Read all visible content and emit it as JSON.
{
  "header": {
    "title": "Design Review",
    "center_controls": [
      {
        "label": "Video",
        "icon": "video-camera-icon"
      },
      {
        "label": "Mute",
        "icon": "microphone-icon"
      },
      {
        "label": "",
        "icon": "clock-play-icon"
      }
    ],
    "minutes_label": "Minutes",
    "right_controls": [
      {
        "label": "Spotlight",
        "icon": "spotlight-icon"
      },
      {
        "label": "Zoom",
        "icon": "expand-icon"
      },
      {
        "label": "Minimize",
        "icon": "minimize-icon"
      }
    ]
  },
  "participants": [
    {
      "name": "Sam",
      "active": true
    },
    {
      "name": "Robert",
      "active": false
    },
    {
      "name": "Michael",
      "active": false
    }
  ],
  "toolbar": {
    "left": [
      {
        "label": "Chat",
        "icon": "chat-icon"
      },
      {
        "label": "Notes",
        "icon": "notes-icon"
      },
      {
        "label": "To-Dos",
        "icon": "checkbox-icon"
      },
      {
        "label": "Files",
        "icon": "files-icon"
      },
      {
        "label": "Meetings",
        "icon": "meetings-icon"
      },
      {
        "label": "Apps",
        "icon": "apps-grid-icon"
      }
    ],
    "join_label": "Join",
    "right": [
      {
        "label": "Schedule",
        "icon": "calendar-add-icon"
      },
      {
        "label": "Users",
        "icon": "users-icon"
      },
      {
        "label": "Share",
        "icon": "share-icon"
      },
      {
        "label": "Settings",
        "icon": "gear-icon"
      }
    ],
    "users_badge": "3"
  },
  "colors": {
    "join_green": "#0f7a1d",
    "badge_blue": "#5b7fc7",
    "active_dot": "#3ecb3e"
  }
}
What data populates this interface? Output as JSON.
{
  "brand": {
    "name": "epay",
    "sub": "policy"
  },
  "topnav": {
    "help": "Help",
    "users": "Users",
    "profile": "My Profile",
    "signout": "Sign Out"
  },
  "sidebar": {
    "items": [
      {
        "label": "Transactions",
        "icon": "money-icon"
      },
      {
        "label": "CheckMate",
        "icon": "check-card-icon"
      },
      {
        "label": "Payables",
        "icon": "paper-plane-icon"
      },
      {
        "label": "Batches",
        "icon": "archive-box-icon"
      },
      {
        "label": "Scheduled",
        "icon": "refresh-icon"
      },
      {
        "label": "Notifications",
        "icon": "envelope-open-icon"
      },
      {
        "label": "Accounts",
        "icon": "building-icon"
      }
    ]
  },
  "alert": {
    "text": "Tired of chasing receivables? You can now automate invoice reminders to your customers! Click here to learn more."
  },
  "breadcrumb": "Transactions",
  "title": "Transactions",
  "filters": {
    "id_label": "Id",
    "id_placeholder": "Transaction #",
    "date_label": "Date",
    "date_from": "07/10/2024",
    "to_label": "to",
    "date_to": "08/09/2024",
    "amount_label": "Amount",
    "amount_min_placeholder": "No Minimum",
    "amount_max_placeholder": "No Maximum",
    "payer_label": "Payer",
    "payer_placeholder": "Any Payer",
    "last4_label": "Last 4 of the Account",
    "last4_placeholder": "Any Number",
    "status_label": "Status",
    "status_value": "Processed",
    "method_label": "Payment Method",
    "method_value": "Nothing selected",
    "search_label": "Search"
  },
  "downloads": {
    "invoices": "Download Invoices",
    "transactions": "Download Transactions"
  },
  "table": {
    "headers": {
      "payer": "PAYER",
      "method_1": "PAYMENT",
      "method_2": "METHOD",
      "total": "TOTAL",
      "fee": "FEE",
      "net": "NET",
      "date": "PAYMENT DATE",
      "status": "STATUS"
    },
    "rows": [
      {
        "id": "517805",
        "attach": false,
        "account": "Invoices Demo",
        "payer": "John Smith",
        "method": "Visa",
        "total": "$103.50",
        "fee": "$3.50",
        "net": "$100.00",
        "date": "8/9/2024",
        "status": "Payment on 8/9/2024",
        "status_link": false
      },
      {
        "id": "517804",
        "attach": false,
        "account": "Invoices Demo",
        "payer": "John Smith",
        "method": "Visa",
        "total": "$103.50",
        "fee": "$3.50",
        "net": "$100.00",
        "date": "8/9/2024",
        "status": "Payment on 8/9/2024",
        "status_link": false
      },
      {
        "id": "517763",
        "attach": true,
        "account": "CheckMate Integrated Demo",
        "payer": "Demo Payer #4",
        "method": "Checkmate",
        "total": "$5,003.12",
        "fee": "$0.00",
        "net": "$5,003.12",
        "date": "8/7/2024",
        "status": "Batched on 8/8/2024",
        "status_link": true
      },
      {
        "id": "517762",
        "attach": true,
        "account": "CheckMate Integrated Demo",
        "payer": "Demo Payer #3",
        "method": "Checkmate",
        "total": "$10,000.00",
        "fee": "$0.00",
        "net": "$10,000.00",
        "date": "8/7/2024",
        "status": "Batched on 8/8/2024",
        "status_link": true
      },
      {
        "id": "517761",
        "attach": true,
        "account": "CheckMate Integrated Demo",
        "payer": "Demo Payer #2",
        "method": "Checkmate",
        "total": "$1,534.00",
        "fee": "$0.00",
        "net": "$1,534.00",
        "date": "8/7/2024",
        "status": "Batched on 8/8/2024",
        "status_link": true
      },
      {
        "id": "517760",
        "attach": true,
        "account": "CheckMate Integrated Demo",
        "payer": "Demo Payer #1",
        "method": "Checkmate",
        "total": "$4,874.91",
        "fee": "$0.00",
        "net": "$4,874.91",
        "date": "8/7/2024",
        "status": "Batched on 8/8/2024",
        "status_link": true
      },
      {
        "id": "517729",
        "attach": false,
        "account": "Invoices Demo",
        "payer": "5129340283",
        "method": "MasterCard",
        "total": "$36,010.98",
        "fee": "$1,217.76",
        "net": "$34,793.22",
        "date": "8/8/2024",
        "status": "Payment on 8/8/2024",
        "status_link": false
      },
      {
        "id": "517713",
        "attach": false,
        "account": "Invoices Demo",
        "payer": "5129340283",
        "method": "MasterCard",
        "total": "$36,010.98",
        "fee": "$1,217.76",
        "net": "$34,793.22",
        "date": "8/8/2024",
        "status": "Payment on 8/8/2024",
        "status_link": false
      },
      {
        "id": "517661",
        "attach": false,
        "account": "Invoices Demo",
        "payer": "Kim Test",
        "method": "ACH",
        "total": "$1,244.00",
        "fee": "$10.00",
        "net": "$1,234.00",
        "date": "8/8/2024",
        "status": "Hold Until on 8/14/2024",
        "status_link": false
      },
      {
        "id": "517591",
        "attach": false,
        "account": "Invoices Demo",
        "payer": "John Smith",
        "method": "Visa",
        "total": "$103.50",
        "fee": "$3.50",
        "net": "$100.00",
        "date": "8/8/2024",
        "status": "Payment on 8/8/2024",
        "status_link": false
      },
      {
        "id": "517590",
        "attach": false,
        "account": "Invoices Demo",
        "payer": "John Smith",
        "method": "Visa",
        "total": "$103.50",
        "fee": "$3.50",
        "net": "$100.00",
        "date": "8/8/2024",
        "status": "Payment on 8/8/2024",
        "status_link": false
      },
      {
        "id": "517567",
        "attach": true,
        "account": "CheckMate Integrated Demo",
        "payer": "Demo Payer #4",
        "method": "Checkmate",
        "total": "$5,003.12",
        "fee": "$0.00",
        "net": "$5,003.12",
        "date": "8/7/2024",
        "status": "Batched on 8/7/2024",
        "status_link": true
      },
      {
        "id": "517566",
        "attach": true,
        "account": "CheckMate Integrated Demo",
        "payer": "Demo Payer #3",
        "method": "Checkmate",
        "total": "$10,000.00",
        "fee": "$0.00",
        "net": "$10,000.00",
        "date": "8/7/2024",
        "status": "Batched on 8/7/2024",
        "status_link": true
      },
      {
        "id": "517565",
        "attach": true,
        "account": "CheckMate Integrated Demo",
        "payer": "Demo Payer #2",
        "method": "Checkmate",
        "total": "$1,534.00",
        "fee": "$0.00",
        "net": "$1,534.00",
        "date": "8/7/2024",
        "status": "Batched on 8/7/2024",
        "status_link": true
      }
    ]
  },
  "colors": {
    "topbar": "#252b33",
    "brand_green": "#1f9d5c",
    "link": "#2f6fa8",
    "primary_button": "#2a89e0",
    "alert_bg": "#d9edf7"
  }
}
##########
WHAT IS REQUIRED
Read the lines above. Gather those in which the string "title" is found.

RESPONSE BELOW
    "title": "Design Review",
  "title": "Transactions",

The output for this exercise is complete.